** START **

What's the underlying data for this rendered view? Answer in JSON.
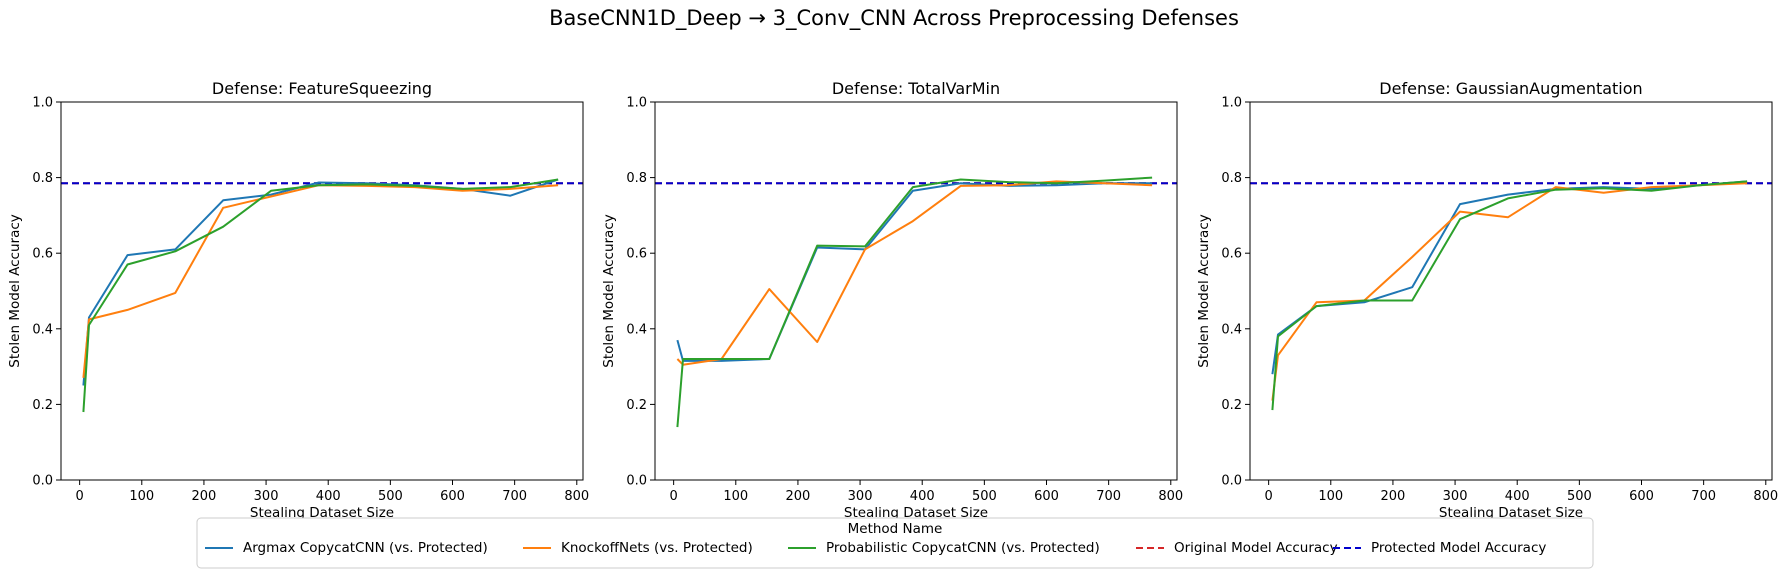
{
  "figure": {
    "suptitle": "BaseCNN1D_Deep → 3_Conv_CNN Across Preprocessing Defenses"
  },
  "colors": {
    "argmax": "#1f77b4",
    "knockoff": "#ff7f0e",
    "probabilistic": "#2ca02c",
    "original": "#d62728",
    "protected": "#0000cc"
  },
  "legend": {
    "title": "Method Name",
    "entries": [
      {
        "label": "Argmax CopycatCNN (vs. Protected)",
        "color": "#1f77b4",
        "style": "solid"
      },
      {
        "label": "KnockoffNets (vs. Protected)",
        "color": "#ff7f0e",
        "style": "solid"
      },
      {
        "label": "Probabilistic CopycatCNN (vs. Protected)",
        "color": "#2ca02c",
        "style": "solid"
      },
      {
        "label": "Original Model Accuracy",
        "color": "#d62728",
        "style": "dashed"
      },
      {
        "label": "Protected Model Accuracy",
        "color": "#0000cc",
        "style": "dashed"
      }
    ]
  },
  "chart_data": [
    {
      "type": "line",
      "title": "Defense: FeatureSqueezing",
      "xlabel": "Stealing Dataset Size",
      "ylabel": "Stolen Model Accuracy",
      "xlim": [
        -30,
        810
      ],
      "ylim": [
        0,
        1
      ],
      "xticks": [
        0,
        100,
        200,
        300,
        400,
        500,
        600,
        700,
        800
      ],
      "yticks": [
        0.0,
        0.2,
        0.4,
        0.6,
        0.8,
        1.0
      ],
      "x": [
        6,
        15,
        77,
        154,
        231,
        308,
        385,
        462,
        539,
        616,
        693,
        770
      ],
      "hlines": [
        {
          "name": "Original Model Accuracy",
          "y": 0.785
        },
        {
          "name": "Protected Model Accuracy",
          "y": 0.785
        }
      ],
      "series": [
        {
          "name": "Argmax CopycatCNN (vs. Protected)",
          "values": [
            0.25,
            0.43,
            0.595,
            0.61,
            0.74,
            0.755,
            0.787,
            0.785,
            0.78,
            0.77,
            0.752,
            0.795
          ]
        },
        {
          "name": "KnockoffNets (vs. Protected)",
          "values": [
            0.27,
            0.425,
            0.45,
            0.495,
            0.72,
            0.75,
            0.78,
            0.778,
            0.775,
            0.765,
            0.77,
            0.78
          ]
        },
        {
          "name": "Probabilistic CopycatCNN (vs. Protected)",
          "values": [
            0.18,
            0.41,
            0.57,
            0.605,
            0.67,
            0.765,
            0.78,
            0.782,
            0.778,
            0.77,
            0.775,
            0.795
          ]
        }
      ]
    },
    {
      "type": "line",
      "title": "Defense: TotalVarMin",
      "xlabel": "Stealing Dataset Size",
      "ylabel": "Stolen Model Accuracy",
      "xlim": [
        -30,
        810
      ],
      "ylim": [
        0,
        1
      ],
      "xticks": [
        0,
        100,
        200,
        300,
        400,
        500,
        600,
        700,
        800
      ],
      "yticks": [
        0.0,
        0.2,
        0.4,
        0.6,
        0.8,
        1.0
      ],
      "x": [
        6,
        15,
        77,
        154,
        231,
        308,
        385,
        462,
        539,
        616,
        693,
        770
      ],
      "hlines": [
        {
          "name": "Original Model Accuracy",
          "y": 0.785
        },
        {
          "name": "Protected Model Accuracy",
          "y": 0.785
        }
      ],
      "series": [
        {
          "name": "Argmax CopycatCNN (vs. Protected)",
          "values": [
            0.37,
            0.315,
            0.315,
            0.32,
            0.615,
            0.61,
            0.765,
            0.785,
            0.778,
            0.78,
            0.785,
            0.785
          ]
        },
        {
          "name": "KnockoffNets (vs. Protected)",
          "values": [
            0.32,
            0.305,
            0.32,
            0.505,
            0.365,
            0.61,
            0.685,
            0.778,
            0.78,
            0.79,
            0.785,
            0.78
          ]
        },
        {
          "name": "Probabilistic CopycatCNN (vs. Protected)",
          "values": [
            0.14,
            0.32,
            0.32,
            0.32,
            0.62,
            0.618,
            0.775,
            0.795,
            0.788,
            0.785,
            0.792,
            0.8
          ]
        }
      ]
    },
    {
      "type": "line",
      "title": "Defense: GaussianAugmentation",
      "xlabel": "Stealing Dataset Size",
      "ylabel": "Stolen Model Accuracy",
      "xlim": [
        -30,
        810
      ],
      "ylim": [
        0,
        1
      ],
      "xticks": [
        0,
        100,
        200,
        300,
        400,
        500,
        600,
        700,
        800
      ],
      "yticks": [
        0.0,
        0.2,
        0.4,
        0.6,
        0.8,
        1.0
      ],
      "x": [
        6,
        15,
        77,
        154,
        231,
        308,
        385,
        462,
        539,
        616,
        693,
        770
      ],
      "hlines": [
        {
          "name": "Original Model Accuracy",
          "y": 0.785
        },
        {
          "name": "Protected Model Accuracy",
          "y": 0.785
        }
      ],
      "series": [
        {
          "name": "Argmax CopycatCNN (vs. Protected)",
          "values": [
            0.28,
            0.385,
            0.46,
            0.47,
            0.51,
            0.73,
            0.755,
            0.77,
            0.775,
            0.77,
            0.78,
            0.79
          ]
        },
        {
          "name": "KnockoffNets (vs. Protected)",
          "values": [
            0.21,
            0.33,
            0.47,
            0.475,
            0.59,
            0.71,
            0.695,
            0.775,
            0.76,
            0.775,
            0.78,
            0.785
          ]
        },
        {
          "name": "Probabilistic CopycatCNN (vs. Protected)",
          "values": [
            0.185,
            0.38,
            0.46,
            0.475,
            0.475,
            0.69,
            0.745,
            0.768,
            0.772,
            0.765,
            0.78,
            0.79
          ]
        }
      ]
    }
  ]
}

** END **

▶ [WRITTEN INSTRUCTION] Write the material out again exactly as it appears, dropping the pictures.

▶ [FINAL ANSWER]
What's the underlying data for this rendered view? Answer in JSON.
{
  "figure": {
    "suptitle": "BaseCNN1D_Deep → 3_Conv_CNN Across Preprocessing Defenses"
  },
  "colors": {
    "argmax": "#1f77b4",
    "knockoff": "#ff7f0e",
    "probabilistic": "#2ca02c",
    "original": "#d62728",
    "protected": "#0000cc"
  },
  "legend": {
    "title": "Method Name",
    "entries": [
      {
        "label": "Argmax CopycatCNN (vs. Protected)",
        "color": "#1f77b4",
        "style": "solid"
      },
      {
        "label": "KnockoffNets (vs. Protected)",
        "color": "#ff7f0e",
        "style": "solid"
      },
      {
        "label": "Probabilistic CopycatCNN (vs. Protected)",
        "color": "#2ca02c",
        "style": "solid"
      },
      {
        "label": "Original Model Accuracy",
        "color": "#d62728",
        "style": "dashed"
      },
      {
        "label": "Protected Model Accuracy",
        "color": "#0000cc",
        "style": "dashed"
      }
    ]
  },
  "chart_data": [
    {
      "type": "line",
      "title": "Defense: FeatureSqueezing",
      "xlabel": "Stealing Dataset Size",
      "ylabel": "Stolen Model Accuracy",
      "xlim": [
        -30,
        810
      ],
      "ylim": [
        0,
        1
      ],
      "xticks": [
        0,
        100,
        200,
        300,
        400,
        500,
        600,
        700,
        800
      ],
      "yticks": [
        0.0,
        0.2,
        0.4,
        0.6,
        0.8,
        1.0
      ],
      "x": [
        6,
        15,
        77,
        154,
        231,
        308,
        385,
        462,
        539,
        616,
        693,
        770
      ],
      "hlines": [
        {
          "name": "Original Model Accuracy",
          "y": 0.785
        },
        {
          "name": "Protected Model Accuracy",
          "y": 0.785
        }
      ],
      "series": [
        {
          "name": "Argmax CopycatCNN (vs. Protected)",
          "values": [
            0.25,
            0.43,
            0.595,
            0.61,
            0.74,
            0.755,
            0.787,
            0.785,
            0.78,
            0.77,
            0.752,
            0.795
          ]
        },
        {
          "name": "KnockoffNets (vs. Protected)",
          "values": [
            0.27,
            0.425,
            0.45,
            0.495,
            0.72,
            0.75,
            0.78,
            0.778,
            0.775,
            0.765,
            0.77,
            0.78
          ]
        },
        {
          "name": "Probabilistic CopycatCNN (vs. Protected)",
          "values": [
            0.18,
            0.41,
            0.57,
            0.605,
            0.67,
            0.765,
            0.78,
            0.782,
            0.778,
            0.77,
            0.775,
            0.795
          ]
        }
      ]
    },
    {
      "type": "line",
      "title": "Defense: TotalVarMin",
      "xlabel": "Stealing Dataset Size",
      "ylabel": "Stolen Model Accuracy",
      "xlim": [
        -30,
        810
      ],
      "ylim": [
        0,
        1
      ],
      "xticks": [
        0,
        100,
        200,
        300,
        400,
        500,
        600,
        700,
        800
      ],
      "yticks": [
        0.0,
        0.2,
        0.4,
        0.6,
        0.8,
        1.0
      ],
      "x": [
        6,
        15,
        77,
        154,
        231,
        308,
        385,
        462,
        539,
        616,
        693,
        770
      ],
      "hlines": [
        {
          "name": "Original Model Accuracy",
          "y": 0.785
        },
        {
          "name": "Protected Model Accuracy",
          "y": 0.785
        }
      ],
      "series": [
        {
          "name": "Argmax CopycatCNN (vs. Protected)",
          "values": [
            0.37,
            0.315,
            0.315,
            0.32,
            0.615,
            0.61,
            0.765,
            0.785,
            0.778,
            0.78,
            0.785,
            0.785
          ]
        },
        {
          "name": "KnockoffNets (vs. Protected)",
          "values": [
            0.32,
            0.305,
            0.32,
            0.505,
            0.365,
            0.61,
            0.685,
            0.778,
            0.78,
            0.79,
            0.785,
            0.78
          ]
        },
        {
          "name": "Probabilistic CopycatCNN (vs. Protected)",
          "values": [
            0.14,
            0.32,
            0.32,
            0.32,
            0.62,
            0.618,
            0.775,
            0.795,
            0.788,
            0.785,
            0.792,
            0.8
          ]
        }
      ]
    },
    {
      "type": "line",
      "title": "Defense: GaussianAugmentation",
      "xlabel": "Stealing Dataset Size",
      "ylabel": "Stolen Model Accuracy",
      "xlim": [
        -30,
        810
      ],
      "ylim": [
        0,
        1
      ],
      "xticks": [
        0,
        100,
        200,
        300,
        400,
        500,
        600,
        700,
        800
      ],
      "yticks": [
        0.0,
        0.2,
        0.4,
        0.6,
        0.8,
        1.0
      ],
      "x": [
        6,
        15,
        77,
        154,
        231,
        308,
        385,
        462,
        539,
        616,
        693,
        770
      ],
      "hlines": [
        {
          "name": "Original Model Accuracy",
          "y": 0.785
        },
        {
          "name": "Protected Model Accuracy",
          "y": 0.785
        }
      ],
      "series": [
        {
          "name": "Argmax CopycatCNN (vs. Protected)",
          "values": [
            0.28,
            0.385,
            0.46,
            0.47,
            0.51,
            0.73,
            0.755,
            0.77,
            0.775,
            0.77,
            0.78,
            0.79
          ]
        },
        {
          "name": "KnockoffNets (vs. Protected)",
          "values": [
            0.21,
            0.33,
            0.47,
            0.475,
            0.59,
            0.71,
            0.695,
            0.775,
            0.76,
            0.775,
            0.78,
            0.785
          ]
        },
        {
          "name": "Probabilistic CopycatCNN (vs. Protected)",
          "values": [
            0.185,
            0.38,
            0.46,
            0.475,
            0.475,
            0.69,
            0.745,
            0.768,
            0.772,
            0.765,
            0.78,
            0.79
          ]
        }
      ]
    }
  ]
}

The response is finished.